● **What is required**:
Tally each line where the word "marker" occurs, then give only the total.

[Supplied material start]

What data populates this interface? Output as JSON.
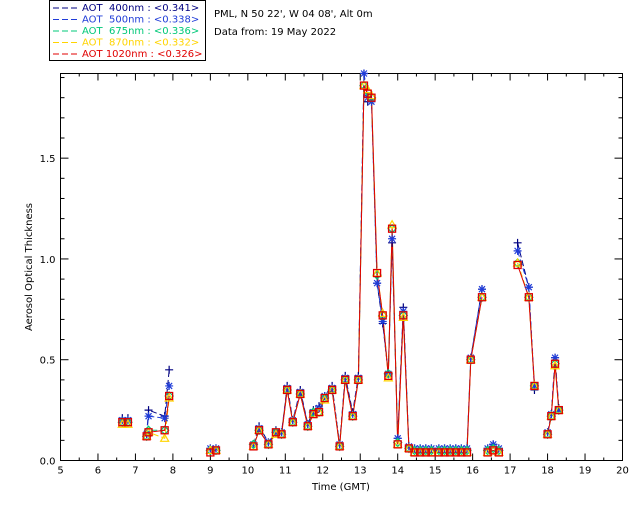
{
  "header": {
    "site": "PML, N 50 22', W 04 08', Alt 0m",
    "date": "Data from: 19 May 2022"
  },
  "chart_data": {
    "type": "line",
    "title": "",
    "xlabel": "Time (GMT)",
    "ylabel": "Aerosol Optical Thickness",
    "xlim": [
      5,
      20
    ],
    "ylim": [
      0,
      1.92
    ],
    "xticks": [
      "5",
      "6",
      "7",
      "8",
      "9",
      "10",
      "11",
      "12",
      "13",
      "14",
      "15",
      "16",
      "17",
      "18",
      "19",
      "20"
    ],
    "yticks": [
      "0.0",
      "0.5",
      "1.0",
      "1.5"
    ],
    "ytick_values": [
      0,
      0.5,
      1.0,
      1.5
    ],
    "legend_position": "top-left outside",
    "series": [
      {
        "name": "AOT  400nm : <0.341>",
        "color": "#000080",
        "marker": "plus",
        "points": [
          [
            6.65,
            0.21
          ],
          [
            6.8,
            0.21
          ],
          [
            7.3,
            0.13
          ],
          [
            7.35,
            0.25
          ],
          [
            7.78,
            0.22
          ],
          [
            7.9,
            0.45
          ],
          [
            9.0,
            0.06
          ],
          [
            9.15,
            0.06
          ],
          [
            10.15,
            0.08
          ],
          [
            10.3,
            0.17
          ],
          [
            10.55,
            0.09
          ],
          [
            10.75,
            0.15
          ],
          [
            10.9,
            0.14
          ],
          [
            11.05,
            0.37
          ],
          [
            11.2,
            0.2
          ],
          [
            11.4,
            0.35
          ],
          [
            11.6,
            0.18
          ],
          [
            11.75,
            0.25
          ],
          [
            11.9,
            0.27
          ],
          [
            12.05,
            0.32
          ],
          [
            12.25,
            0.37
          ],
          [
            12.45,
            0.08
          ],
          [
            12.6,
            0.42
          ],
          [
            12.8,
            0.24
          ],
          [
            12.95,
            0.42
          ],
          [
            13.1,
            1.93
          ],
          [
            13.2,
            1.78
          ],
          [
            13.3,
            1.79
          ],
          [
            13.45,
            0.88
          ],
          [
            13.6,
            0.68
          ],
          [
            13.75,
            0.43
          ],
          [
            13.85,
            1.08
          ],
          [
            14.0,
            0.11
          ],
          [
            14.15,
            0.76
          ],
          [
            14.3,
            0.07
          ],
          [
            14.45,
            0.06
          ],
          [
            14.6,
            0.06
          ],
          [
            14.75,
            0.06
          ],
          [
            14.9,
            0.06
          ],
          [
            15.1,
            0.06
          ],
          [
            15.25,
            0.06
          ],
          [
            15.4,
            0.06
          ],
          [
            15.55,
            0.06
          ],
          [
            15.7,
            0.06
          ],
          [
            15.85,
            0.06
          ],
          [
            15.95,
            0.51
          ],
          [
            16.25,
            0.85
          ],
          [
            16.4,
            0.06
          ],
          [
            16.55,
            0.08
          ],
          [
            16.7,
            0.06
          ],
          [
            17.2,
            1.08
          ],
          [
            17.5,
            0.86
          ],
          [
            17.65,
            0.35
          ],
          [
            18.0,
            0.14
          ],
          [
            18.1,
            0.23
          ],
          [
            18.2,
            0.51
          ],
          [
            18.3,
            0.26
          ]
        ]
      },
      {
        "name": "AOT  500nm : <0.338>",
        "color": "#1f3cd8",
        "marker": "asterisk",
        "points": [
          [
            6.65,
            0.2
          ],
          [
            6.8,
            0.2
          ],
          [
            7.3,
            0.13
          ],
          [
            7.35,
            0.22
          ],
          [
            7.78,
            0.21
          ],
          [
            7.9,
            0.37
          ],
          [
            9.0,
            0.06
          ],
          [
            9.15,
            0.06
          ],
          [
            10.15,
            0.08
          ],
          [
            10.3,
            0.16
          ],
          [
            10.55,
            0.09
          ],
          [
            10.75,
            0.14
          ],
          [
            10.9,
            0.14
          ],
          [
            11.05,
            0.36
          ],
          [
            11.2,
            0.2
          ],
          [
            11.4,
            0.34
          ],
          [
            11.6,
            0.18
          ],
          [
            11.75,
            0.24
          ],
          [
            11.9,
            0.26
          ],
          [
            12.05,
            0.32
          ],
          [
            12.25,
            0.36
          ],
          [
            12.45,
            0.08
          ],
          [
            12.6,
            0.41
          ],
          [
            12.8,
            0.23
          ],
          [
            12.95,
            0.41
          ],
          [
            13.1,
            1.94
          ],
          [
            13.2,
            1.8
          ],
          [
            13.3,
            1.78
          ],
          [
            13.45,
            0.88
          ],
          [
            13.6,
            0.69
          ],
          [
            13.75,
            0.43
          ],
          [
            13.85,
            1.1
          ],
          [
            14.0,
            0.11
          ],
          [
            14.15,
            0.74
          ],
          [
            14.3,
            0.07
          ],
          [
            14.45,
            0.06
          ],
          [
            14.6,
            0.06
          ],
          [
            14.75,
            0.06
          ],
          [
            14.9,
            0.06
          ],
          [
            15.1,
            0.06
          ],
          [
            15.25,
            0.06
          ],
          [
            15.4,
            0.06
          ],
          [
            15.55,
            0.06
          ],
          [
            15.7,
            0.06
          ],
          [
            15.85,
            0.06
          ],
          [
            15.95,
            0.51
          ],
          [
            16.25,
            0.85
          ],
          [
            16.4,
            0.06
          ],
          [
            16.55,
            0.08
          ],
          [
            16.7,
            0.06
          ],
          [
            17.2,
            1.04
          ],
          [
            17.5,
            0.86
          ],
          [
            17.65,
            0.37
          ],
          [
            18.0,
            0.14
          ],
          [
            18.1,
            0.23
          ],
          [
            18.2,
            0.51
          ],
          [
            18.3,
            0.25
          ]
        ]
      },
      {
        "name": "AOT  675nm : <0.336>",
        "color": "#00c878",
        "marker": "diamond",
        "points": [
          [
            6.65,
            0.19
          ],
          [
            6.8,
            0.19
          ],
          [
            7.3,
            0.12
          ],
          [
            7.35,
            0.15
          ],
          [
            7.78,
            0.15
          ],
          [
            7.9,
            0.32
          ],
          [
            9.0,
            0.05
          ],
          [
            9.15,
            0.05
          ],
          [
            10.15,
            0.08
          ],
          [
            10.3,
            0.15
          ],
          [
            10.55,
            0.08
          ],
          [
            10.75,
            0.14
          ],
          [
            10.9,
            0.13
          ],
          [
            11.05,
            0.35
          ],
          [
            11.2,
            0.19
          ],
          [
            11.4,
            0.33
          ],
          [
            11.6,
            0.17
          ],
          [
            11.75,
            0.24
          ],
          [
            11.9,
            0.24
          ],
          [
            12.05,
            0.31
          ],
          [
            12.25,
            0.35
          ],
          [
            12.45,
            0.07
          ],
          [
            12.6,
            0.4
          ],
          [
            12.8,
            0.22
          ],
          [
            12.95,
            0.4
          ],
          [
            13.1,
            1.86
          ],
          [
            13.2,
            1.83
          ],
          [
            13.3,
            1.8
          ],
          [
            13.45,
            0.92
          ],
          [
            13.6,
            0.72
          ],
          [
            13.75,
            0.43
          ],
          [
            13.85,
            1.15
          ],
          [
            14.0,
            0.09
          ],
          [
            14.15,
            0.72
          ],
          [
            14.3,
            0.06
          ],
          [
            14.45,
            0.05
          ],
          [
            14.6,
            0.05
          ],
          [
            14.75,
            0.05
          ],
          [
            14.9,
            0.05
          ],
          [
            15.1,
            0.05
          ],
          [
            15.25,
            0.05
          ],
          [
            15.4,
            0.05
          ],
          [
            15.55,
            0.05
          ],
          [
            15.7,
            0.05
          ],
          [
            15.85,
            0.05
          ],
          [
            15.95,
            0.5
          ],
          [
            16.25,
            0.81
          ],
          [
            16.4,
            0.05
          ],
          [
            16.55,
            0.06
          ],
          [
            16.7,
            0.05
          ],
          [
            17.2,
            0.98
          ],
          [
            17.5,
            0.81
          ],
          [
            17.65,
            0.37
          ],
          [
            18.0,
            0.13
          ],
          [
            18.1,
            0.22
          ],
          [
            18.2,
            0.48
          ],
          [
            18.3,
            0.25
          ]
        ]
      },
      {
        "name": "AOT  870nm : <0.332>",
        "color": "#ffd400",
        "marker": "triangle",
        "points": [
          [
            6.65,
            0.18
          ],
          [
            6.8,
            0.18
          ],
          [
            7.3,
            0.12
          ],
          [
            7.35,
            0.14
          ],
          [
            7.78,
            0.11
          ],
          [
            7.9,
            0.31
          ],
          [
            9.0,
            0.05
          ],
          [
            9.15,
            0.05
          ],
          [
            10.15,
            0.07
          ],
          [
            10.3,
            0.15
          ],
          [
            10.55,
            0.08
          ],
          [
            10.75,
            0.13
          ],
          [
            10.9,
            0.13
          ],
          [
            11.05,
            0.35
          ],
          [
            11.2,
            0.19
          ],
          [
            11.4,
            0.33
          ],
          [
            11.6,
            0.17
          ],
          [
            11.75,
            0.23
          ],
          [
            11.9,
            0.24
          ],
          [
            12.05,
            0.3
          ],
          [
            12.25,
            0.35
          ],
          [
            12.45,
            0.07
          ],
          [
            12.6,
            0.4
          ],
          [
            12.8,
            0.22
          ],
          [
            12.95,
            0.4
          ],
          [
            13.1,
            1.86
          ],
          [
            13.2,
            1.84
          ],
          [
            13.3,
            1.81
          ],
          [
            13.45,
            0.93
          ],
          [
            13.6,
            0.73
          ],
          [
            13.75,
            0.41
          ],
          [
            13.85,
            1.17
          ],
          [
            14.0,
            0.08
          ],
          [
            14.15,
            0.71
          ],
          [
            14.3,
            0.06
          ],
          [
            14.45,
            0.04
          ],
          [
            14.6,
            0.04
          ],
          [
            14.75,
            0.04
          ],
          [
            14.9,
            0.04
          ],
          [
            15.1,
            0.04
          ],
          [
            15.25,
            0.04
          ],
          [
            15.4,
            0.04
          ],
          [
            15.55,
            0.04
          ],
          [
            15.7,
            0.04
          ],
          [
            15.85,
            0.04
          ],
          [
            15.95,
            0.5
          ],
          [
            16.25,
            0.81
          ],
          [
            16.4,
            0.04
          ],
          [
            16.55,
            0.05
          ],
          [
            16.7,
            0.04
          ],
          [
            17.2,
            0.98
          ],
          [
            17.5,
            0.81
          ],
          [
            17.65,
            0.37
          ],
          [
            18.0,
            0.13
          ],
          [
            18.1,
            0.22
          ],
          [
            18.2,
            0.47
          ],
          [
            18.3,
            0.25
          ]
        ]
      },
      {
        "name": "AOT 1020nm : <0.326>",
        "color": "#e00000",
        "marker": "square",
        "points": [
          [
            6.65,
            0.19
          ],
          [
            6.8,
            0.19
          ],
          [
            7.3,
            0.12
          ],
          [
            7.35,
            0.14
          ],
          [
            7.78,
            0.15
          ],
          [
            7.9,
            0.32
          ],
          [
            9.0,
            0.04
          ],
          [
            9.15,
            0.05
          ],
          [
            10.15,
            0.07
          ],
          [
            10.3,
            0.15
          ],
          [
            10.55,
            0.08
          ],
          [
            10.75,
            0.14
          ],
          [
            10.9,
            0.13
          ],
          [
            11.05,
            0.35
          ],
          [
            11.2,
            0.19
          ],
          [
            11.4,
            0.33
          ],
          [
            11.6,
            0.17
          ],
          [
            11.75,
            0.23
          ],
          [
            11.9,
            0.24
          ],
          [
            12.05,
            0.31
          ],
          [
            12.25,
            0.35
          ],
          [
            12.45,
            0.07
          ],
          [
            12.6,
            0.4
          ],
          [
            12.8,
            0.22
          ],
          [
            12.95,
            0.4
          ],
          [
            13.1,
            1.86
          ],
          [
            13.2,
            1.82
          ],
          [
            13.3,
            1.8
          ],
          [
            13.45,
            0.93
          ],
          [
            13.6,
            0.72
          ],
          [
            13.75,
            0.42
          ],
          [
            13.85,
            1.15
          ],
          [
            14.0,
            0.08
          ],
          [
            14.15,
            0.72
          ],
          [
            14.3,
            0.06
          ],
          [
            14.45,
            0.04
          ],
          [
            14.6,
            0.04
          ],
          [
            14.75,
            0.04
          ],
          [
            14.9,
            0.04
          ],
          [
            15.1,
            0.04
          ],
          [
            15.25,
            0.04
          ],
          [
            15.4,
            0.04
          ],
          [
            15.55,
            0.04
          ],
          [
            15.7,
            0.04
          ],
          [
            15.85,
            0.04
          ],
          [
            15.95,
            0.5
          ],
          [
            16.25,
            0.81
          ],
          [
            16.4,
            0.04
          ],
          [
            16.55,
            0.05
          ],
          [
            16.7,
            0.04
          ],
          [
            17.2,
            0.97
          ],
          [
            17.5,
            0.81
          ],
          [
            17.65,
            0.37
          ],
          [
            18.0,
            0.13
          ],
          [
            18.1,
            0.22
          ],
          [
            18.2,
            0.48
          ],
          [
            18.3,
            0.25
          ]
        ]
      }
    ],
    "segments": [
      [
        0,
        1
      ],
      [
        2,
        5
      ],
      [
        6,
        7
      ],
      [
        8,
        46
      ],
      [
        47,
        49
      ],
      [
        50,
        52
      ],
      [
        53,
        56
      ]
    ]
  }
}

[Supplied material end]

● **Output for this exercise**:
5